## Directions
Transcribe the records that follow exactly. Skip the pictures.

=-=-=-=-=

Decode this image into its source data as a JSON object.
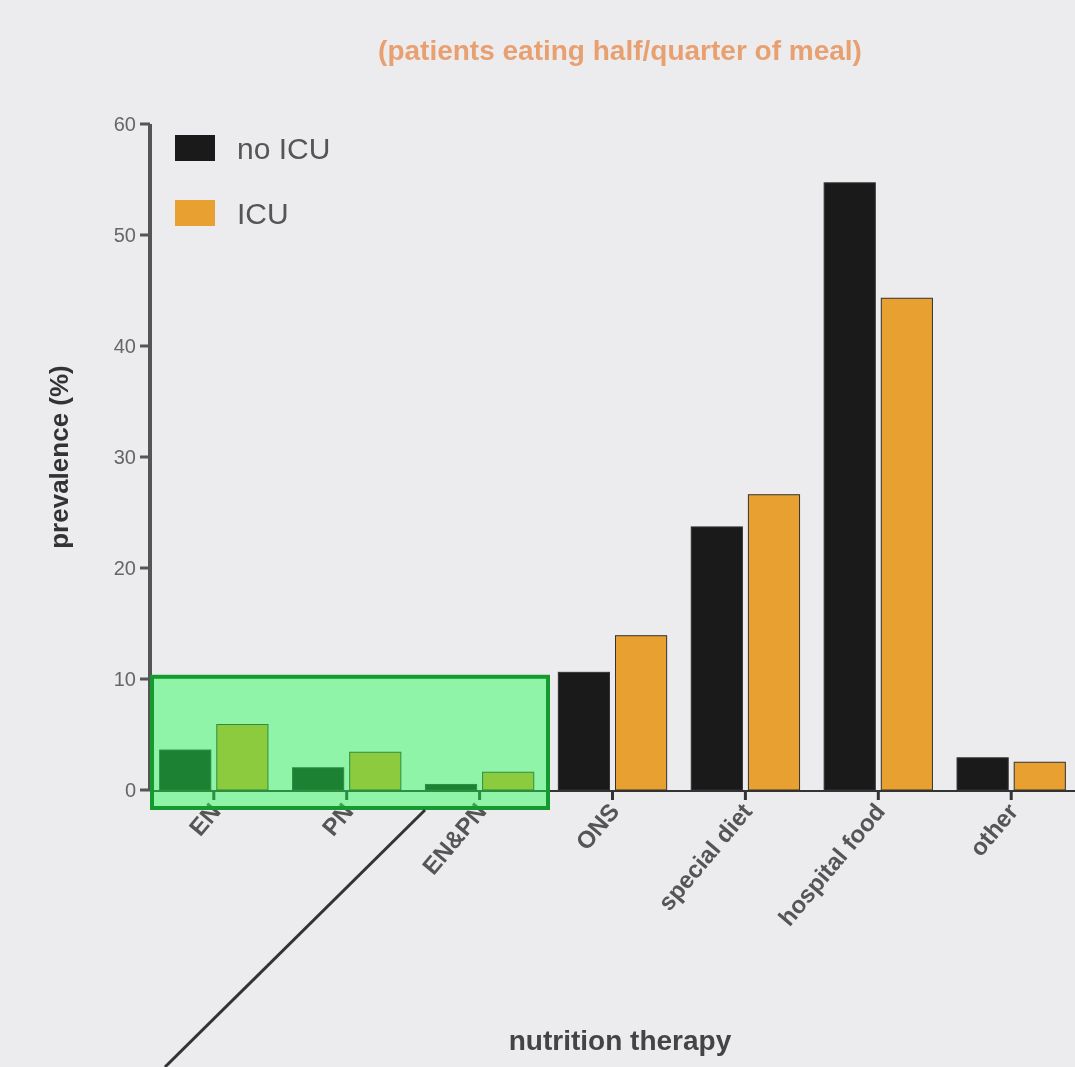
{
  "chart_data": {
    "type": "bar",
    "title": "(patients eating half/quarter of meal)",
    "xlabel": "nutrition therapy",
    "ylabel": "prevalence (%)",
    "categories": [
      "EN",
      "PN",
      "EN&PN",
      "ONS",
      "special diet",
      "hospital food",
      "other"
    ],
    "series": [
      {
        "name": "no ICU",
        "color": "#1a1a1a",
        "values": [
          3.6,
          2.0,
          0.5,
          10.6,
          23.7,
          54.7,
          2.9
        ]
      },
      {
        "name": "ICU",
        "color": "#e8a030",
        "values": [
          5.9,
          3.4,
          1.6,
          13.9,
          26.6,
          44.3,
          2.5
        ]
      }
    ],
    "ylim": [
      0,
      60
    ],
    "yticks": [
      0,
      10,
      20,
      30,
      40,
      50,
      60
    ],
    "grid": false,
    "legend": "top left"
  }
}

=-=-=-=-=

## Solution to this problem
Decode this image into its source data as a JSON object.
{
  "chart_data": {
    "type": "bar",
    "title": "(patients eating half/quarter of meal)",
    "xlabel": "nutrition therapy",
    "ylabel": "prevalence (%)",
    "categories": [
      "EN",
      "PN",
      "EN&PN",
      "ONS",
      "special diet",
      "hospital food",
      "other"
    ],
    "series": [
      {
        "name": "no ICU",
        "color": "#1a1a1a",
        "values": [
          3.6,
          2.0,
          0.5,
          10.6,
          23.7,
          54.7,
          2.9
        ]
      },
      {
        "name": "ICU",
        "color": "#e8a030",
        "values": [
          5.9,
          3.4,
          1.6,
          13.9,
          26.6,
          44.3,
          2.5
        ]
      }
    ],
    "ylim": [
      0,
      60
    ],
    "yticks": [
      0,
      10,
      20,
      30,
      40,
      50,
      60
    ],
    "grid": false,
    "legend": "top left"
  }
}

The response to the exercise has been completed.